Problem details
Can you output the material exactly as written, minus any pictures it holds?

Material provided

• • • • • • •

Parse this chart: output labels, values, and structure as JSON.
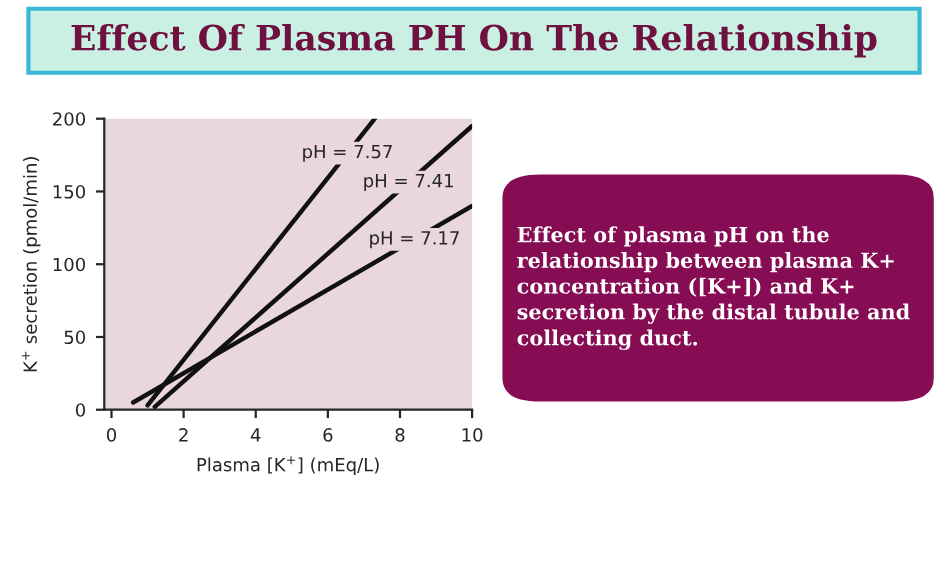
{
  "chart_data": [
    {
      "type": "line",
      "title": "Effect Of Plasma PH On The Relationship",
      "xlabel": "Plasma [K$^{+}$] (mEq/L)",
      "ylabel": "K$^{+}$ secretion (pmol/min)",
      "series": [
        {
          "name": "pH = 7.57",
          "color": "#111111",
          "x": [
            1.0,
            7.3
          ],
          "values": [
            3,
            200
          ]
        },
        {
          "name": "pH = 7.41",
          "color": "#111111",
          "x": [
            1.2,
            10
          ],
          "values": [
            2,
            195
          ]
        },
        {
          "name": "pH = 7.17",
          "color": "#111111",
          "x": [
            0.6,
            10
          ],
          "values": [
            5,
            140
          ]
        }
      ],
      "xlim": [
        -0.2,
        10
      ],
      "xticks": [
        0,
        2,
        4,
        6,
        8,
        10
      ],
      "ylim": [
        0,
        200
      ],
      "yticks": [
        0,
        50,
        100,
        150,
        200
      ],
      "grid": false,
      "legend": false
    },
    {
      "type": "other",
      "annotations": [
        "Effect of plasma pH on the relationship between plasma K+ concentration ([K+]) and K+ secretion by the distal tubule and collecting duct."
      ]
    }
  ]
}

• • • • • • •

Solution for this problem
Parse this chart: output labels, values, and structure as JSON.
{
  "chart_data": [
    {
      "type": "line",
      "title": "Effect Of Plasma PH On The Relationship",
      "xlabel": "Plasma [K$^{+}$] (mEq/L)",
      "ylabel": "K$^{+}$ secretion (pmol/min)",
      "series": [
        {
          "name": "pH = 7.57",
          "color": "#111111",
          "x": [
            1.0,
            7.3
          ],
          "values": [
            3,
            200
          ]
        },
        {
          "name": "pH = 7.41",
          "color": "#111111",
          "x": [
            1.2,
            10
          ],
          "values": [
            2,
            195
          ]
        },
        {
          "name": "pH = 7.17",
          "color": "#111111",
          "x": [
            0.6,
            10
          ],
          "values": [
            5,
            140
          ]
        }
      ],
      "xlim": [
        -0.2,
        10
      ],
      "xticks": [
        0,
        2,
        4,
        6,
        8,
        10
      ],
      "ylim": [
        0,
        200
      ],
      "yticks": [
        0,
        50,
        100,
        150,
        200
      ],
      "grid": false,
      "legend": false
    },
    {
      "type": "other",
      "annotations": [
        "Effect of plasma pH on the relationship between plasma K+ concentration ([K+]) and K+ secretion by the distal tubule and collecting duct."
      ]
    }
  ]
}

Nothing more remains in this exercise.